Saved entries
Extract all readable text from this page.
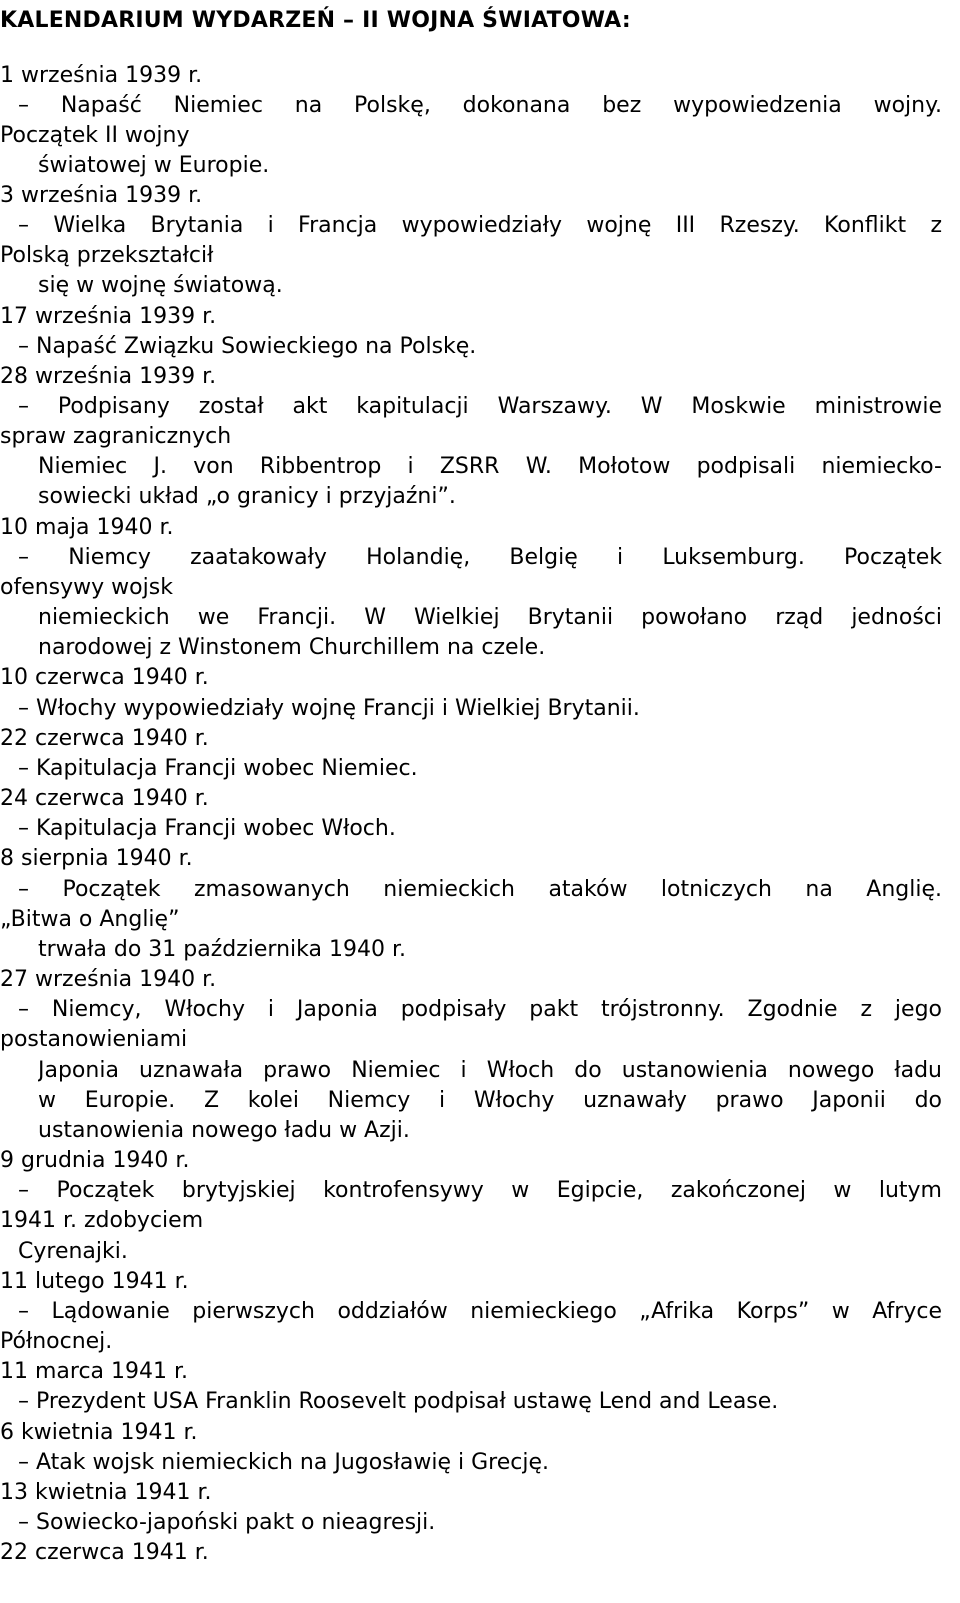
KALENDARIUM WYDARZEŃ – II WOJNA ŚWIATOWA:
1 września 1939 r.
– Napaść Niemiec na Polskę, dokonana bez wypowiedzenia wojny.
Początek II wojny
światowej w Europie.
3 września 1939 r.
– Wielka Brytania i Francja wypowiedziały wojnę III Rzeszy. Konflikt z
Polską przekształcił
się w wojnę światową.
17 września 1939 r.
– Napaść Związku Sowieckiego na Polskę.
28 września 1939 r.
– Podpisany został akt kapitulacji Warszawy. W Moskwie ministrowie
spraw zagranicznych
Niemiec J. von Ribbentrop i ZSRR W. Mołotow podpisali niemiecko-
sowiecki układ „o granicy i przyjaźni”.
10 maja 1940 r.
– Niemcy zaatakowały Holandię, Belgię i Luksemburg. Początek
ofensywy wojsk
niemieckich we Francji. W Wielkiej Brytanii powołano rząd jedności
narodowej z Winstonem Churchillem na czele.
10 czerwca 1940 r.
– Włochy wypowiedziały wojnę Francji i Wielkiej Brytanii.
22 czerwca 1940 r.
– Kapitulacja Francji wobec Niemiec.
24 czerwca 1940 r.
– Kapitulacja Francji wobec Włoch.
8 sierpnia 1940 r.
– Początek zmasowanych niemieckich ataków lotniczych na Anglię.
„Bitwa o Anglię”
trwała do 31 października 1940 r.
27 września 1940 r.
– Niemcy, Włochy i Japonia podpisały pakt trójstronny. Zgodnie z jego
postanowieniami
Japonia uznawała prawo Niemiec i Włoch do ustanowienia nowego ładu
w Europie. Z kolei Niemcy i Włochy uznawały prawo Japonii do
ustanowienia nowego ładu w Azji.
9 grudnia 1940 r.
– Początek brytyjskiej kontrofensywy w Egipcie, zakończonej w lutym
1941 r. zdobyciem
Cyrenajki.
11 lutego 1941 r.
– Lądowanie pierwszych oddziałów niemieckiego „Afrika Korps” w Afryce
Północnej.
11 marca 1941 r.
– Prezydent USA Franklin Roosevelt podpisał ustawę Lend and Lease.
6 kwietnia 1941 r.
– Atak wojsk niemieckich na Jugosławię i Grecję.
13 kwietnia 1941 r.
– Sowiecko-japoński pakt o nieagresji.
22 czerwca 1941 r.
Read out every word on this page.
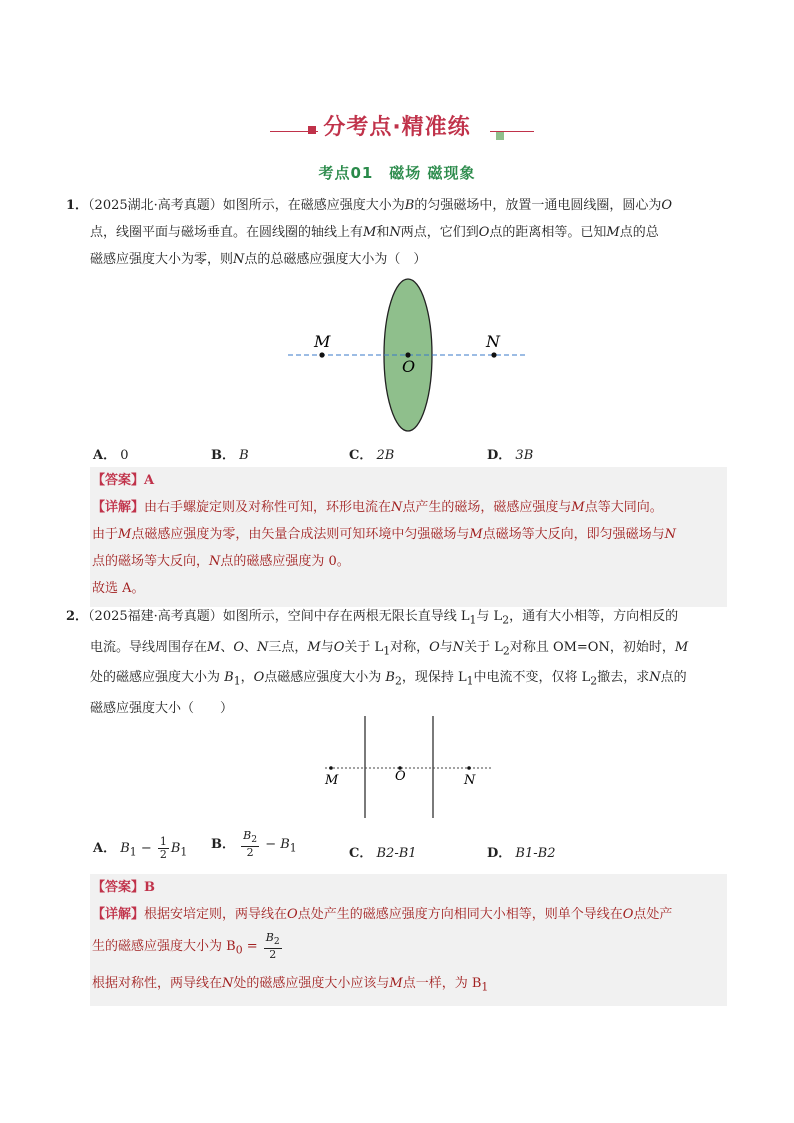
分考点·精准练
考点01　磁场 磁现象
1．（2025湖北·高考真题）如图所示，在磁感应强度大小为B的匀强磁场中，放置一通电圆线圈，圆心为O
点，线圈平面与磁场垂直。在圆线圈的轴线上有M和N两点，它们到O点的距离相等。已知M点的总
磁感应强度大小为零，则N点的总磁感应强度大小为（　）
M
O
N
A． 0	B． B	C． 2B	D． 3B
【答案】A
【详解】由右手螺旋定则及对称性可知，环形电流在N点产生的磁场，磁感应强度与M点等大同向。
由于M点磁感应强度为零，由矢量合成法则可知环境中匀强磁场与M点磁场等大反向，即匀强磁场与N
点的磁场等大反向，N点的磁感应强度为 0。
故选 A。
2．（2025福建·高考真题）如图所示，空间中存在两根无限长直导线 $L_1$与 $L_2$，通有大小相等，方向相反的
电流。导线周围存在M、O、N三点，M与O关于 $L_1$对称，O与N关于 $L_2$对称且 OM=ON，初始时，M
处的磁感应强度大小为 $B_1$，O点磁感应强度大小为 $B_2$，现保持 $L_1$中电流不变，仅将 $L_2$撤去，求N点的
磁感应强度大小（　　）
M	O	N
A． $B_1 - \frac{1}{2} B_1$ B． $\frac{B_2}{2} - B_1$	C． B2-B1	D． B1-B2
【答案】B
【详解】根据安培定则，两导线在O点处产生的磁感应强度方向相同大小相等，则单个导线在O点处产
生的磁感应强度大小为 $B_0 = \frac{B_2}{2}$
根据对称性，两导线在N处的磁感应强度大小应该与M点一样，为 $B_1$
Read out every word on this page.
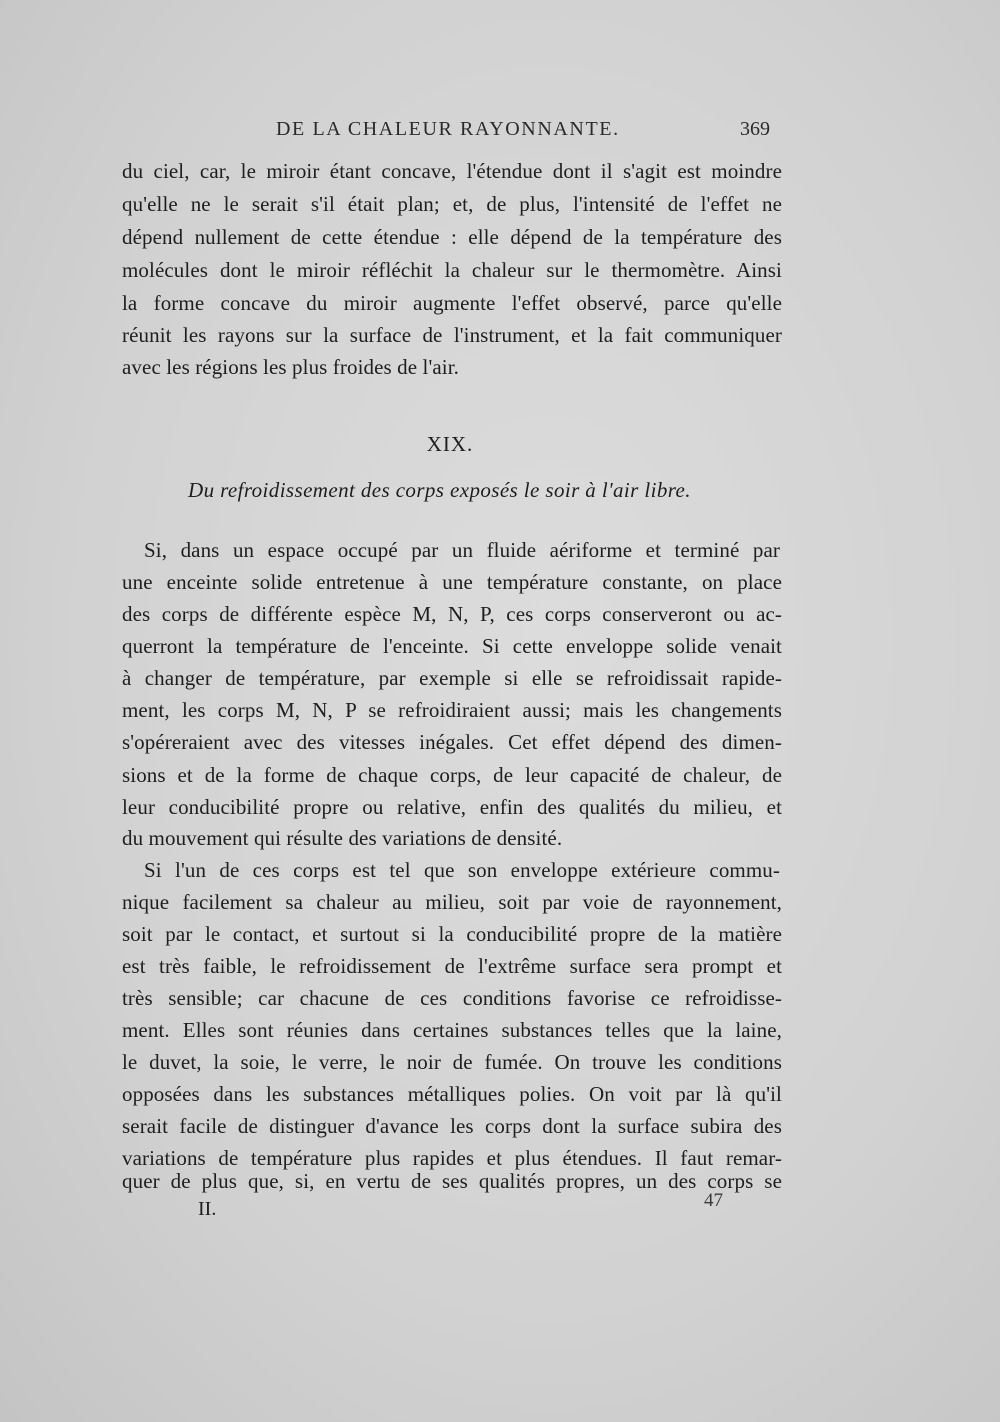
DE LA CHALEUR RAYONNANTE.	369
du ciel, car, le miroir étant concave, l'étendue dont il s'agit est moindre
qu'elle ne le serait s'il était plan; et, de plus, l'intensité de l'effet ne
dépend nullement de cette étendue : elle dépend de la température des
molécules dont le miroir réfléchit la chaleur sur le thermomètre. Ainsi
la forme concave du miroir augmente l'effet observé, parce qu'elle
réunit les rayons sur la surface de l'instrument, et la fait communiquer
avec les régions les plus froides de l'air.
XIX.
Du refroidissement des corps exposés le soir à l'air libre.
Si, dans un espace occupé par un fluide aériforme et terminé par
une enceinte solide entretenue à une température constante, on place
des corps de différente espèce M, N, P, ces corps conserveront ou ac-
querront la température de l'enceinte. Si cette enveloppe solide venait
à changer de température, par exemple si elle se refroidissait rapide-
ment, les corps M, N, P se refroidiraient aussi; mais les changements
s'opéreraient avec des vitesses inégales. Cet effet dépend des dimen-
sions et de la forme de chaque corps, de leur capacité de chaleur, de
leur conducibilité propre ou relative, enfin des qualités du milieu, et
du mouvement qui résulte des variations de densité.
Si l'un de ces corps est tel que son enveloppe extérieure commu-
nique facilement sa chaleur au milieu, soit par voie de rayonnement,
soit par le contact, et surtout si la conducibilité propre de la matière
est très faible, le refroidissement de l'extrême surface sera prompt et
très sensible; car chacune de ces conditions favorise ce refroidisse-
ment. Elles sont réunies dans certaines substances telles que la laine,
le duvet, la soie, le verre, le noir de fumée. On trouve les conditions
opposées dans les substances métalliques polies. On voit par là qu'il
serait facile de distinguer d'avance les corps dont la surface subira des
variations de température plus rapides et plus étendues. Il faut remar-
quer de plus que, si, en vertu de ses qualités propres, un des corps se
II.	47
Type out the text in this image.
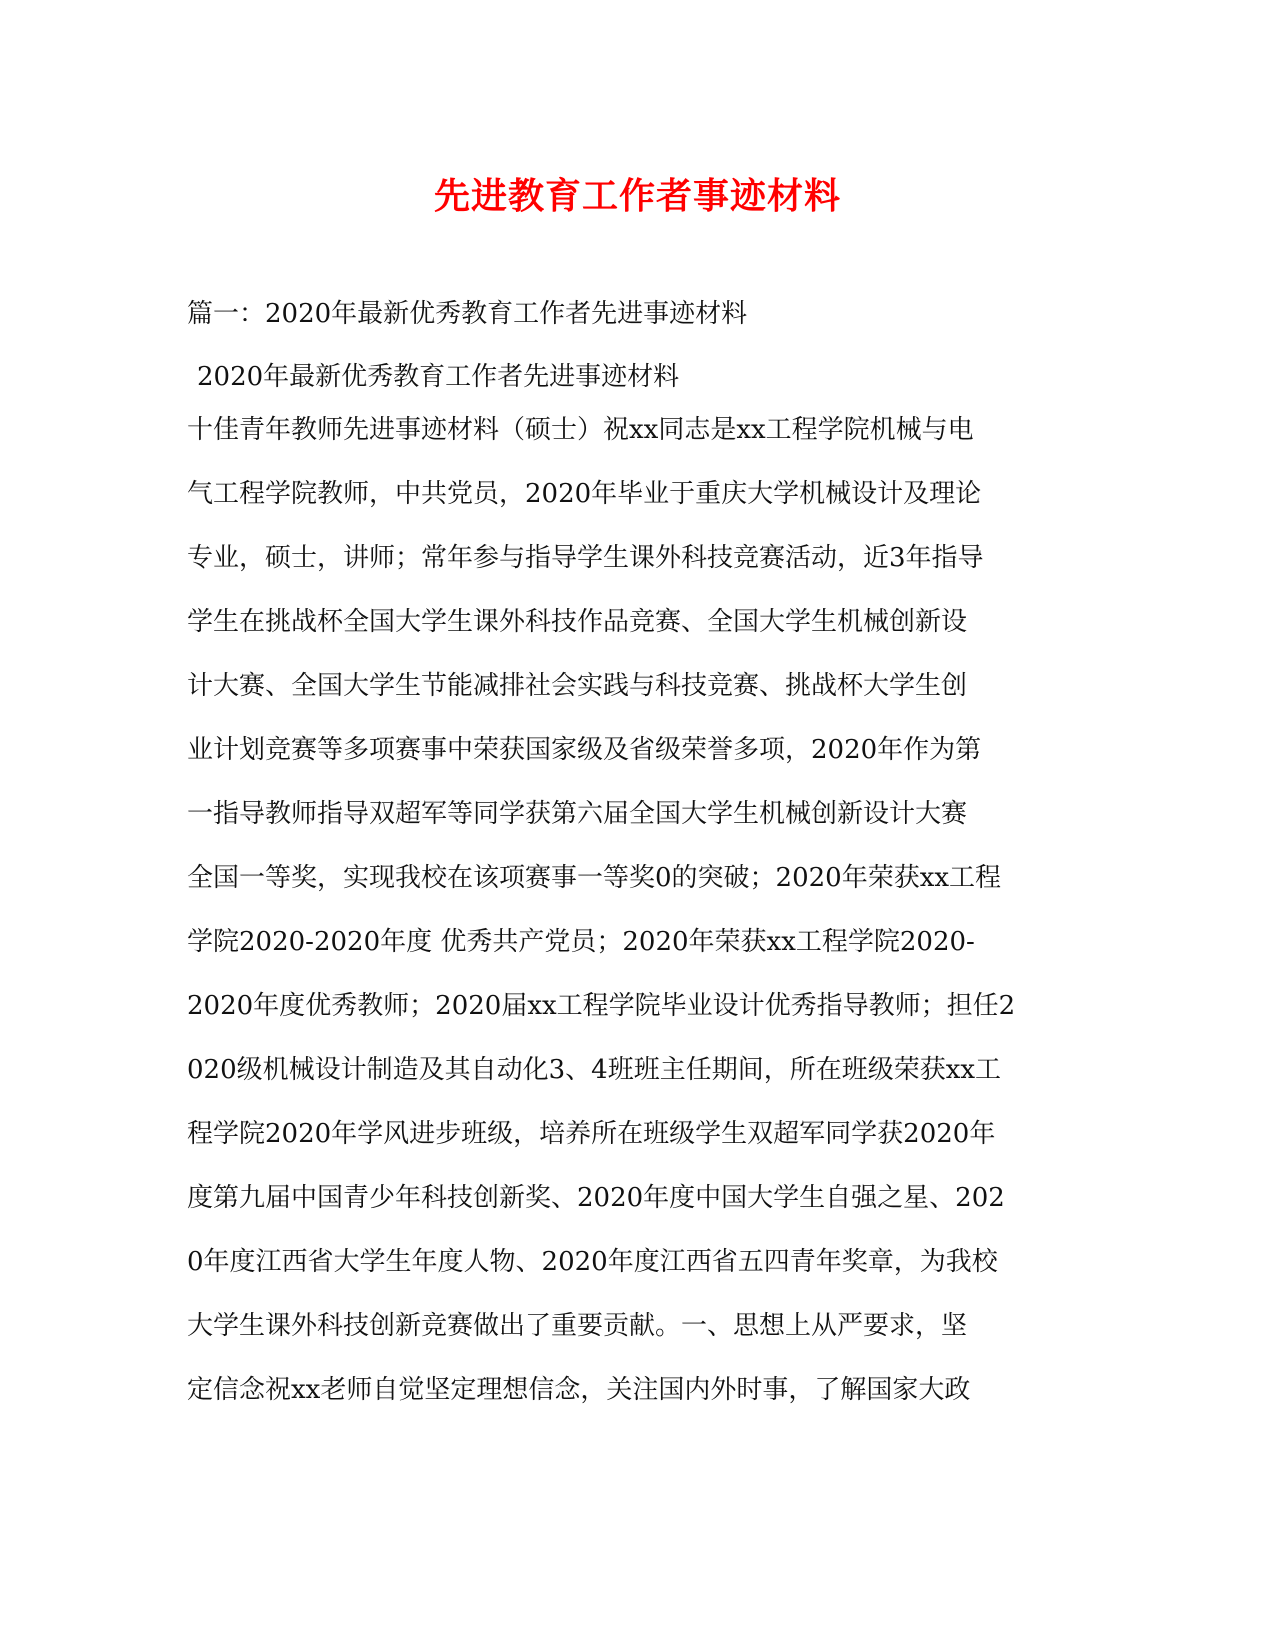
先进教育工作者事迹材料

篇一：2020年最新优秀教育工作者先进事迹材料

2020年最新优秀教育工作者先进事迹材料

十佳青年教师先进事迹材料（硕士）祝xx同志是xx工程学院机械与电
气工程学院教师，中共党员，2020年毕业于重庆大学机械设计及理论
专业，硕士，讲师；常年参与指导学生课外科技竞赛活动，近3年指导
学生在挑战杯全国大学生课外科技作品竞赛、全国大学生机械创新设
计大赛、全国大学生节能减排社会实践与科技竞赛、挑战杯大学生创
业计划竞赛等多项赛事中荣获国家级及省级荣誉多项，2020年作为第
一指导教师指导双超军等同学获第六届全国大学生机械创新设计大赛
全国一等奖，实现我校在该项赛事一等奖0的突破；2020年荣获xx工程
学院2020-2020年度 优秀共产党员；2020年荣获xx工程学院2020-
2020年度优秀教师；2020届xx工程学院毕业设计优秀指导教师；担任2
020级机械设计制造及其自动化3、4班班主任期间，所在班级荣获xx工
程学院2020年学风进步班级，培养所在班级学生双超军同学获2020年
度第九届中国青少年科技创新奖、2020年度中国大学生自强之星、202
0年度江西省大学生年度人物、2020年度江西省五四青年奖章，为我校
大学生课外科技创新竞赛做出了重要贡献。一、思想上从严要求，坚
定信念祝xx老师自觉坚定理想信念，关注国内外时事，了解国家大政
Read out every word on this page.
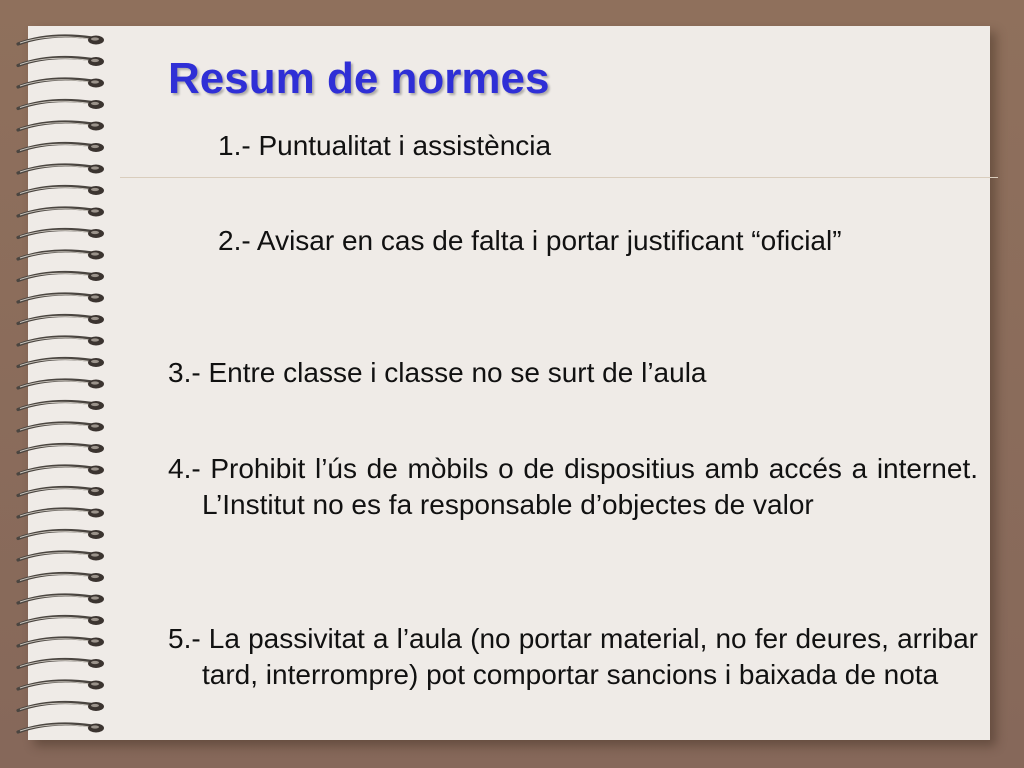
Resum de normes

1.- Puntualitat i assistència

2.- Avisar en cas de falta i portar justificant “oficial”

3.- Entre classe i classe no se surt de l’aula

4.- Prohibit l’ús de mòbils o de dispositius amb accés a internet. L’Institut no es fa responsable d’objectes de valor

5.- La passivitat a l’aula (no portar material, no fer deures, arribar tard, interrompre) pot comportar sancions i baixada de nota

◆ **REQUIRED WORK**
How many lines of the data hold the string "refroidissement"? Reply with the number alone.

◆ **CORRECT RESPONSE**
2